• **RECORD SET**:
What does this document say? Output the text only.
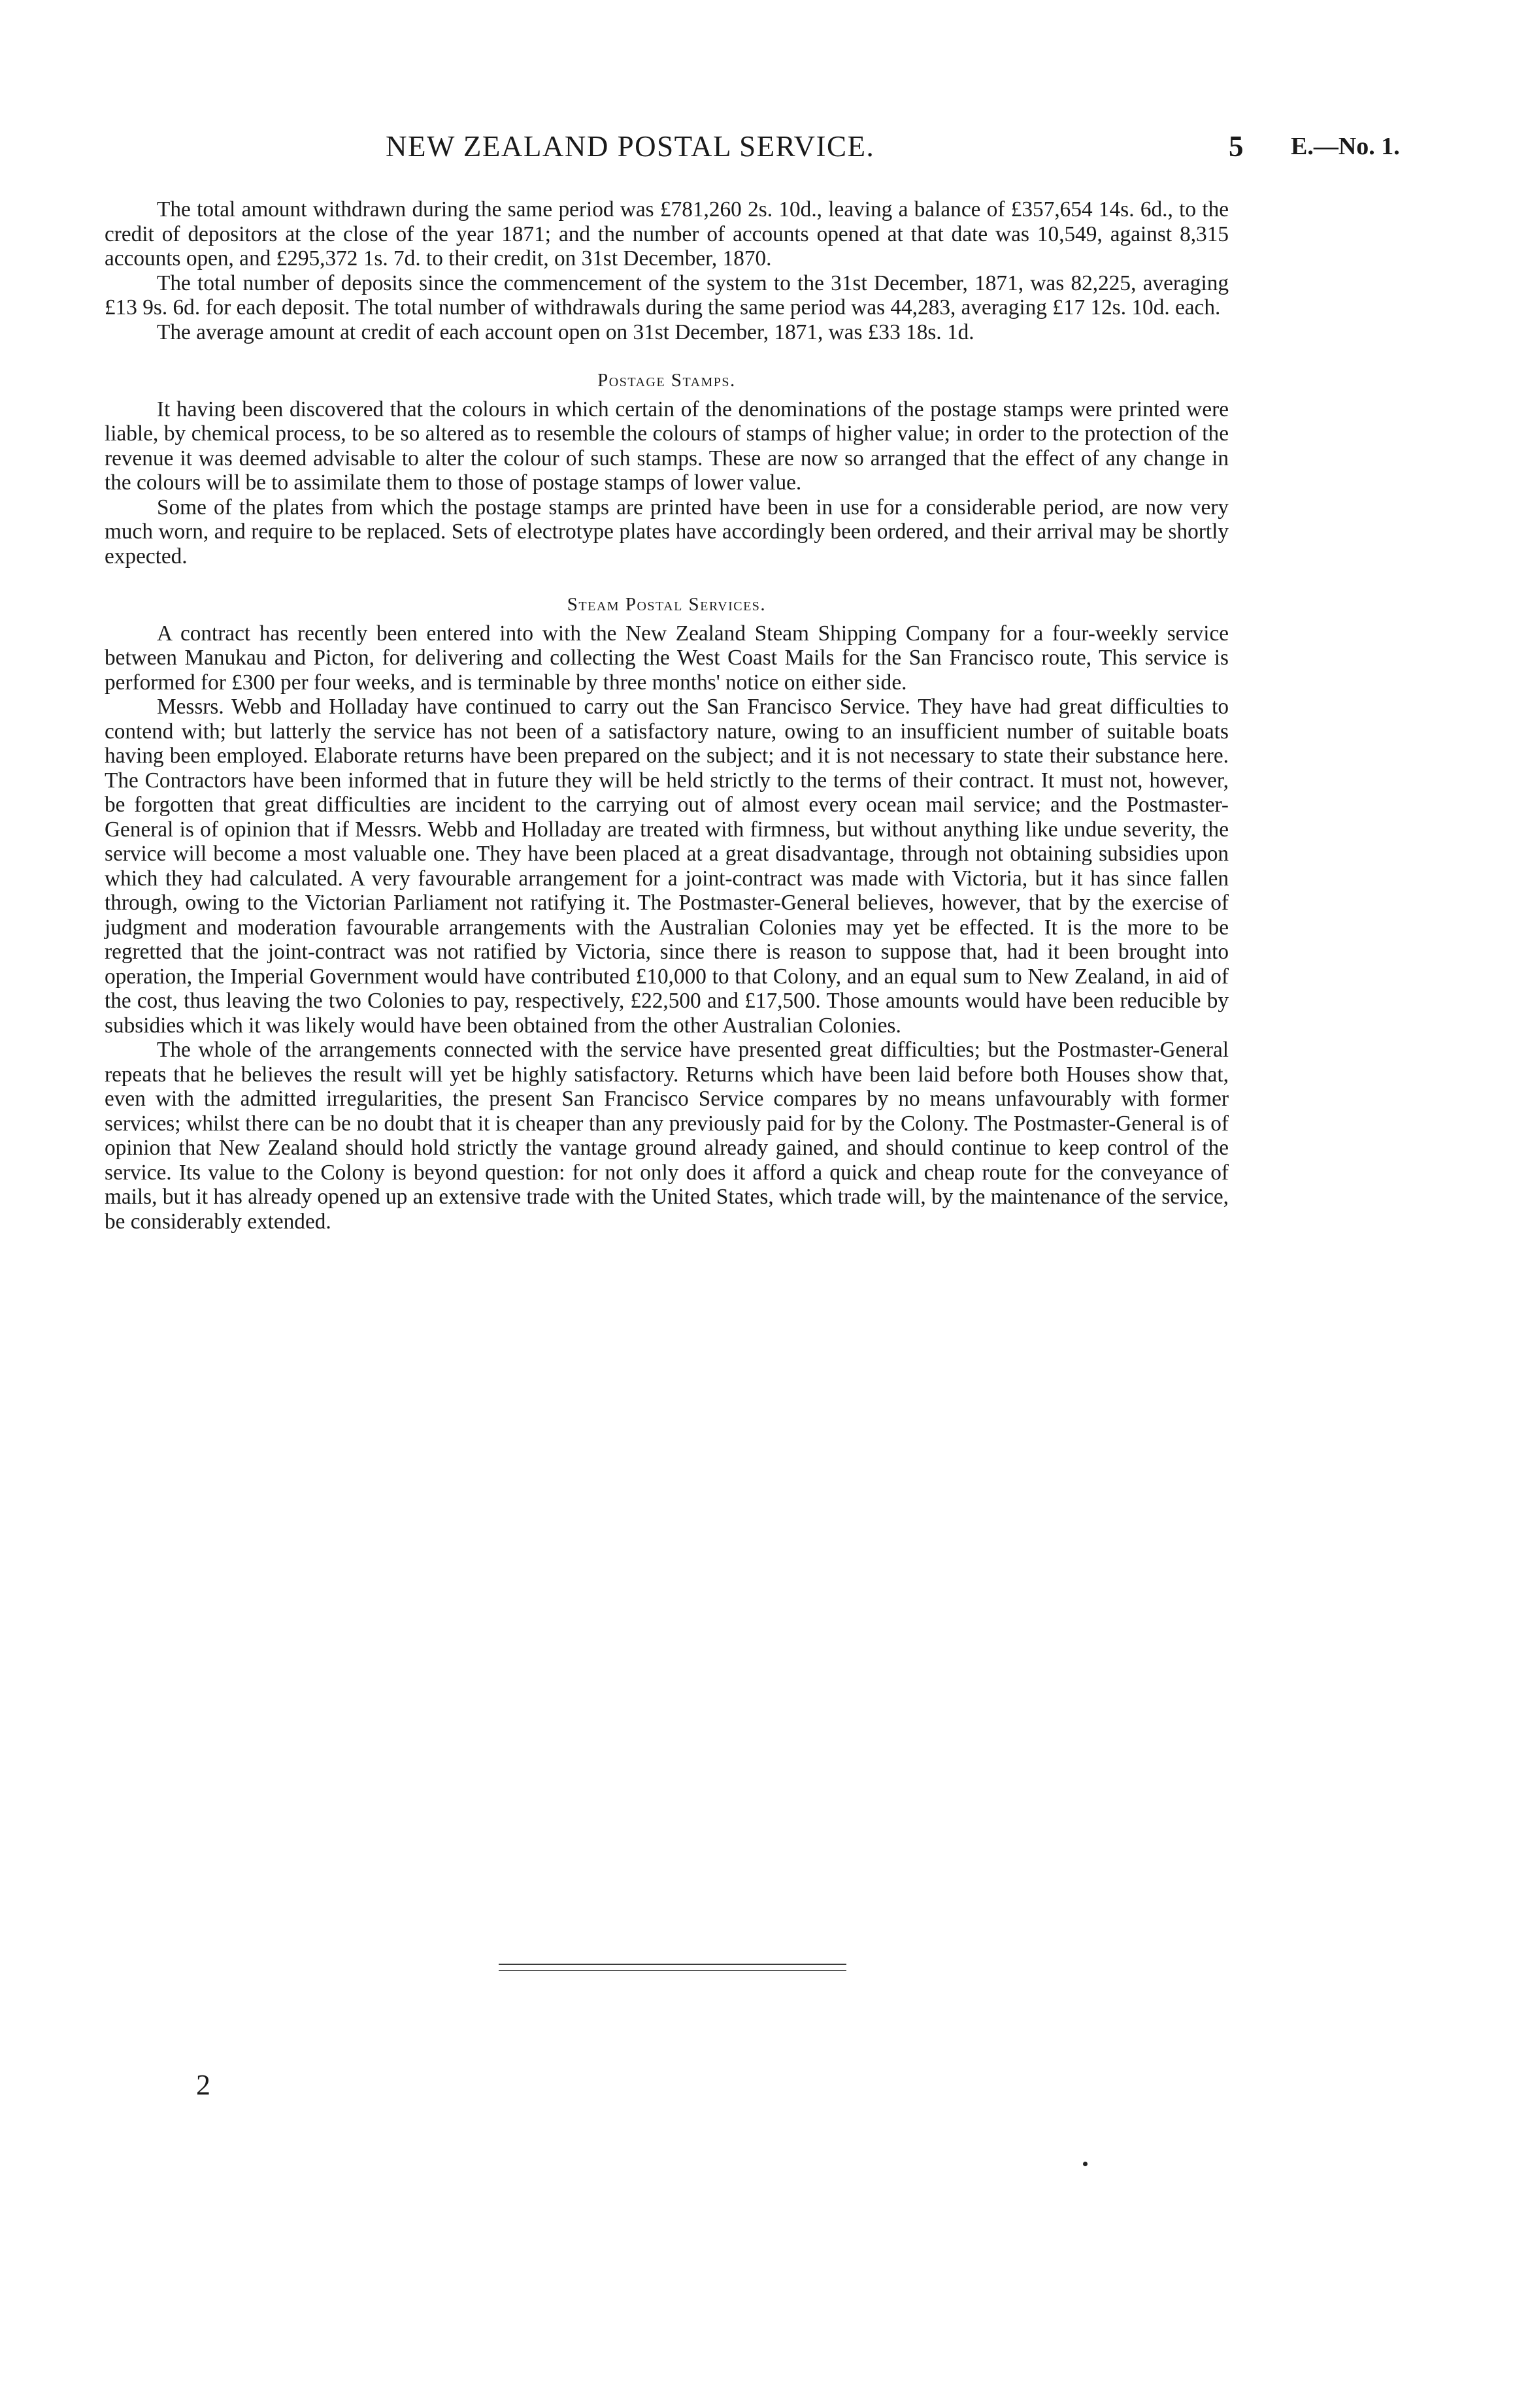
NEW ZEALAND POSTAL SERVICE.	5 E.—No. 1.

The total amount withdrawn during the same period was £781,260 2s. 10d., leaving a balance of £357,654 14s. 6d., to the credit of depositors at the close of the year 1871; and the number of accounts opened at that date was 10,549, against 8,315 accounts open, and £295,372 1s. 7d. to their credit, on 31st December, 1870.

The total number of deposits since the commencement of the system to the 31st December, 1871, was 82,225, averaging £13 9s. 6d. for each deposit. The total number of withdrawals during the same period was 44,283, averaging £17 12s. 10d. each.

The average amount at credit of each account open on 31st December, 1871, was £33 18s. 1d.

Postage Stamps.

It having been discovered that the colours in which certain of the denominations of the postage stamps were printed were liable, by chemical process, to be so altered as to resemble the colours of stamps of higher value; in order to the protection of the revenue it was deemed advisable to alter the colour of such stamps. These are now so arranged that the effect of any change in the colours will be to assimilate them to those of postage stamps of lower value.

Some of the plates from which the postage stamps are printed have been in use for a considerable period, are now very much worn, and require to be replaced. Sets of electrotype plates have accordingly been ordered, and their arrival may be shortly expected.

Steam Postal Services.

A contract has recently been entered into with the New Zealand Steam Shipping Company for a four-weekly service between Manukau and Picton, for delivering and collecting the West Coast Mails for the San Francisco route, This service is performed for £300 per four weeks, and is terminable by three months' notice on either side.

Messrs. Webb and Holladay have continued to carry out the San Francisco Service. They have had great difficulties to contend with; but latterly the service has not been of a satisfactory nature, owing to an insufficient number of suitable boats having been employed. Elaborate returns have been prepared on the subject; and it is not necessary to state their substance here. The Contractors have been informed that in future they will be held strictly to the terms of their contract. It must not, however, be forgotten that great difficulties are incident to the carrying out of almost every ocean mail service; and the Postmaster-General is of opinion that if Messrs. Webb and Holladay are treated with firmness, but without anything like undue severity, the service will become a most valuable one. They have been placed at a great disadvantage, through not obtaining subsidies upon which they had calculated. A very favourable arrangement for a joint-contract was made with Victoria, but it has since fallen through, owing to the Victorian Parliament not ratifying it. The Postmaster-General believes, however, that by the exercise of judgment and moderation favourable arrangements with the Australian Colonies may yet be effected. It is the more to be regretted that the joint-contract was not ratified by Victoria, since there is reason to suppose that, had it been brought into operation, the Imperial Government would have contributed £10,000 to that Colony, and an equal sum to New Zealand, in aid of the cost, thus leaving the two Colonies to pay, respectively, £22,500 and £17,500. Those amounts would have been reducible by subsidies which it was likely would have been obtained from the other Australian Colonies.

The whole of the arrangements connected with the service have presented great difficulties; but the Postmaster-General repeats that he believes the result will yet be highly satisfactory. Returns which have been laid before both Houses show that, even with the admitted irregularities, the present San Francisco Service compares by no means unfavourably with former services; whilst there can be no doubt that it is cheaper than any previously paid for by the Colony. The Postmaster-General is of opinion that New Zealand should hold strictly the vantage ground already gained, and should continue to keep control of the service. Its value to the Colony is beyond question: for not only does it afford a quick and cheap route for the conveyance of mails, but it has already opened up an extensive trade with the United States, which trade will, by the maintenance of the service, be considerably extended.

2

• **DIRECTIVE**: Replicate the material above verbatim; images stay out of the copy.

• **OUTPUT OF THE TASK**:
What does this document say? Output the text only.
NEW ZEALAND POSTAL SERVICE.	5 E.—No. 1.

The total amount withdrawn during the same period was £781,260 2s. 10d., leaving a balance of £357,654 14s. 6d., to the credit of depositors at the close of the year 1871; and the number of accounts opened at that date was 10,549, against 8,315 accounts open, and £295,372 1s. 7d. to their credit, on 31st December, 1870.

The total number of deposits since the commencement of the system to the 31st December, 1871, was 82,225, averaging £13 9s. 6d. for each deposit. The total number of withdrawals during the same period was 44,283, averaging £17 12s. 10d. each.

The average amount at credit of each account open on 31st December, 1871, was £33 18s. 1d.

Postage Stamps.

It having been discovered that the colours in which certain of the denominations of the postage stamps were printed were liable, by chemical process, to be so altered as to resemble the colours of stamps of higher value; in order to the protection of the revenue it was deemed advisable to alter the colour of such stamps. These are now so arranged that the effect of any change in the colours will be to assimilate them to those of postage stamps of lower value.

Some of the plates from which the postage stamps are printed have been in use for a considerable period, are now very much worn, and require to be replaced. Sets of electrotype plates have accordingly been ordered, and their arrival may be shortly expected.

Steam Postal Services.

A contract has recently been entered into with the New Zealand Steam Shipping Company for a four-weekly service between Manukau and Picton, for delivering and collecting the West Coast Mails for the San Francisco route, This service is performed for £300 per four weeks, and is terminable by three months' notice on either side.

Messrs. Webb and Holladay have continued to carry out the San Francisco Service. They have had great difficulties to contend with; but latterly the service has not been of a satisfactory nature, owing to an insufficient number of suitable boats having been employed. Elaborate returns have been prepared on the subject; and it is not necessary to state their substance here. The Contractors have been informed that in future they will be held strictly to the terms of their contract. It must not, however, be forgotten that great difficulties are incident to the carrying out of almost every ocean mail service; and the Postmaster-General is of opinion that if Messrs. Webb and Holladay are treated with firmness, but without anything like undue severity, the service will become a most valuable one. They have been placed at a great disadvantage, through not obtaining subsidies upon which they had calculated. A very favourable arrangement for a joint-contract was made with Victoria, but it has since fallen through, owing to the Victorian Parliament not ratifying it. The Postmaster-General believes, however, that by the exercise of judgment and moderation favourable arrangements with the Australian Colonies may yet be effected. It is the more to be regretted that the joint-contract was not ratified by Victoria, since there is reason to suppose that, had it been brought into operation, the Imperial Government would have contributed £10,000 to that Colony, and an equal sum to New Zealand, in aid of the cost, thus leaving the two Colonies to pay, respectively, £22,500 and £17,500. Those amounts would have been reducible by subsidies which it was likely would have been obtained from the other Australian Colonies.

The whole of the arrangements connected with the service have presented great difficulties; but the Postmaster-General repeats that he believes the result will yet be highly satisfactory. Returns which have been laid before both Houses show that, even with the admitted irregularities, the present San Francisco Service compares by no means unfavourably with former services; whilst there can be no doubt that it is cheaper than any previously paid for by the Colony. The Postmaster-General is of opinion that New Zealand should hold strictly the vantage ground already gained, and should continue to keep control of the service. Its value to the Colony is beyond question: for not only does it afford a quick and cheap route for the conveyance of mails, but it has already opened up an extensive trade with the United States, which trade will, by the maintenance of the service, be considerably extended.

2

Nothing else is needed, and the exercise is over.